Source text:
■ ■ ■ ■ ■

Buffer Overflow Attacks

Definition

A buffer overflow attack occurs when an attacker writes more information into a memory area than expected.
This overflow can lead to overwriting adjacent memory areas.

Developers typically use bounds checking to restrict memory writes (e.g., limiting to 8 bytes).
Attackers search for vulnerabilities to perform buffer overflows.
Finding a buffer overflow isn't enough; the attacker must manipulate it to:
- Avoid crashing the system.
- Execute a desired function beneficial to the attacker.
The ideal buffer overflow is repeatable and consistent in providing an advantage.

Variables in Memory:
- Variable A: Initially empty, can store 8 bytes.
- Variable B: 2 bytes long, holds a decimal value (e.g., 1979).
  - Controls rights and permissions for an application.
  - Values < 2000 imply user/guest rights.
  - Values > 24000 imply administrative rights.
Exploitation:
- Variable B cannot be modified within the application.
- A vulnerability in Variable A allows for a buffer overflow.
- Attackers write 9 bytes into Variable A (e.g., "excessive").
  - First 8 bytes fill Variable A.
  - 9th byte ("e", hex 65) overflows into Variable B.
- New value of Variable B becomes 2856.
- If over 24000, the attacker gains admin rights.

The attacker uses buffer overflow to gain elevated rights without needing admin credentials.

■ ■ ■ ■ ■

Study material:

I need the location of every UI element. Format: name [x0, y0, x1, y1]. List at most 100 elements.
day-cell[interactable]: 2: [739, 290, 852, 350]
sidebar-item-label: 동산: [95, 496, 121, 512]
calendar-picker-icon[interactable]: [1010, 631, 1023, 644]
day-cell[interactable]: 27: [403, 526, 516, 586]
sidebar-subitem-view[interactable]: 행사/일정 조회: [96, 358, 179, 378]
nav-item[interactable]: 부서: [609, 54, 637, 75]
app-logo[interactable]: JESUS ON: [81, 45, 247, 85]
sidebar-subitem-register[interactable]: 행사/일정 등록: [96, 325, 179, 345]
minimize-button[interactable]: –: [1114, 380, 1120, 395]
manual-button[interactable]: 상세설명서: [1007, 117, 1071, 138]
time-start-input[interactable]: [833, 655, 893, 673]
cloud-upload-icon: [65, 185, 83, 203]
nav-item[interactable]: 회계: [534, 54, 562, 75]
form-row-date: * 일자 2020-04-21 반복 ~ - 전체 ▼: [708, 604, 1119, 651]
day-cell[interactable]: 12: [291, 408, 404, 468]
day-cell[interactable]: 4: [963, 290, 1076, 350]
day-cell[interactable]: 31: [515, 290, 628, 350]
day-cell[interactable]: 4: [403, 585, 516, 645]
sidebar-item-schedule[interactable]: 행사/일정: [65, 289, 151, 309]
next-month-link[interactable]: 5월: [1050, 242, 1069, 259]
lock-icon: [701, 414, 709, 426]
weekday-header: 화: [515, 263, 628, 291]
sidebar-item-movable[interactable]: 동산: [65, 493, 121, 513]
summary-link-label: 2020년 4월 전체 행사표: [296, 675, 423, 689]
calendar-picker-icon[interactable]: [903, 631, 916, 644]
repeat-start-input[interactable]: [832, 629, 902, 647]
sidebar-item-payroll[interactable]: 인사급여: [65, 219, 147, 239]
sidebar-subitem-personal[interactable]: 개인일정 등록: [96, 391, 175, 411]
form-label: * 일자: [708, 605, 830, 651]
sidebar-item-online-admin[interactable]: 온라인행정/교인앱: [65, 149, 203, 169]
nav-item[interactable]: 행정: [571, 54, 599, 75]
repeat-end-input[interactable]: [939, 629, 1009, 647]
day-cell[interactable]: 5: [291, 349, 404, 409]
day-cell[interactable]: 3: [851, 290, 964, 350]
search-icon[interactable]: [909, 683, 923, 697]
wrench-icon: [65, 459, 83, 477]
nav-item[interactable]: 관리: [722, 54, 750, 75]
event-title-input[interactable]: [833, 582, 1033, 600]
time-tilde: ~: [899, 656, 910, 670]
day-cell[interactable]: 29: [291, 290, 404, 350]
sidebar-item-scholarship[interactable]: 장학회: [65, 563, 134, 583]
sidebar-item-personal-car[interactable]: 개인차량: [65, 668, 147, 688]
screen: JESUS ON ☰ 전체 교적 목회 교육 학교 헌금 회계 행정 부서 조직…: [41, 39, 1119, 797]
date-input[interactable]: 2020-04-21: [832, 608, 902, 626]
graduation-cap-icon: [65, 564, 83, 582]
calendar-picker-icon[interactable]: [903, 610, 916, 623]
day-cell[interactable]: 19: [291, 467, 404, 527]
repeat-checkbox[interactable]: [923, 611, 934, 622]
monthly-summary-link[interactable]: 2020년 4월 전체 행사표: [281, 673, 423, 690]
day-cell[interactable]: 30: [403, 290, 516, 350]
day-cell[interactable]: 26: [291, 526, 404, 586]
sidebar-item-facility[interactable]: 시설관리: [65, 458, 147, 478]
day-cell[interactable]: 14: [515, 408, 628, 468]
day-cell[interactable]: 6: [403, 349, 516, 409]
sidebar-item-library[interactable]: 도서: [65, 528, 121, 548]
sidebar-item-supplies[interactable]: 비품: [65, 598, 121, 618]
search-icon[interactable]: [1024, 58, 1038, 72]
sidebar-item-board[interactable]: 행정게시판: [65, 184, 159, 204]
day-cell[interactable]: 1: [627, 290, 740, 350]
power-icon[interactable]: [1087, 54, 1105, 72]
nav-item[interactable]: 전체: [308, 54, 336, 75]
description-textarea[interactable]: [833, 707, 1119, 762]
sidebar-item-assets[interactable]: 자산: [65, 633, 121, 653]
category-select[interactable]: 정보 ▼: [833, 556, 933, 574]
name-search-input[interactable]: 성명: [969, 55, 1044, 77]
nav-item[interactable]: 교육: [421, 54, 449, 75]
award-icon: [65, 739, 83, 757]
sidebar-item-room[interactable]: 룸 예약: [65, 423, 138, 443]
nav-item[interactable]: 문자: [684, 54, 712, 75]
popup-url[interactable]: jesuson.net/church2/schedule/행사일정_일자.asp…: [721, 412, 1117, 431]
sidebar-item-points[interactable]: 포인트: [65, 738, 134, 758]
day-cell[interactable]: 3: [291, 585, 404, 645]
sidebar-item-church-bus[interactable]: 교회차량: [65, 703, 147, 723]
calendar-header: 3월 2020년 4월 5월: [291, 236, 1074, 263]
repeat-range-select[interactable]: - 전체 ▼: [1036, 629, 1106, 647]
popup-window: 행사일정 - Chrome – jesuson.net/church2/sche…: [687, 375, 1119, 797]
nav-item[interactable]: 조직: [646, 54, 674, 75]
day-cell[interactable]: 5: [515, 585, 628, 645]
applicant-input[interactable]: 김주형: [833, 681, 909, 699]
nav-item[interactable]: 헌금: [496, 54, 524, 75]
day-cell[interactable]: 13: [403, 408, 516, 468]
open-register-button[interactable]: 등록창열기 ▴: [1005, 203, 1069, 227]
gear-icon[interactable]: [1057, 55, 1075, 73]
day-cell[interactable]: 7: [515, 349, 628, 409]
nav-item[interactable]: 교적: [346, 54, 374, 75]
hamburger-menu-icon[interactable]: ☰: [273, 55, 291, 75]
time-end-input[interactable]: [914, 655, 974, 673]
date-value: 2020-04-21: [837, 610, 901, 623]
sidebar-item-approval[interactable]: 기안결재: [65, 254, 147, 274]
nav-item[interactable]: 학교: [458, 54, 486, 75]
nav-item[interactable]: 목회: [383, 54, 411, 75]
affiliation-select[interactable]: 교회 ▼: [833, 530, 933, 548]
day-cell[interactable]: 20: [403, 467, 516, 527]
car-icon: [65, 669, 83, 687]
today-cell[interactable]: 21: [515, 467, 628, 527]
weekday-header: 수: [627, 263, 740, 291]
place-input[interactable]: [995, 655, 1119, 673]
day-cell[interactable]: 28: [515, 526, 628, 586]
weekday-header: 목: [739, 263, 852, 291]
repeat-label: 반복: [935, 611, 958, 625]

■ ■ ■ ■ ■

Tasks and exercises:
• a. In the buffer overflow text, what values of Variable B imply administrative rights?
• b. Translate this sentence from the buffer overflow text into Spanish: "The attacker uses buffer overflow to gain elevated rights without needing admin credentials."
You can set the material aside; it isn't used here.

Responses by item number:
• a. Values greater than 24000.

• b. El atacante utiliza el desbordamiento de búfer para obtener derechos elevados sin necesitar credenciales de administrador.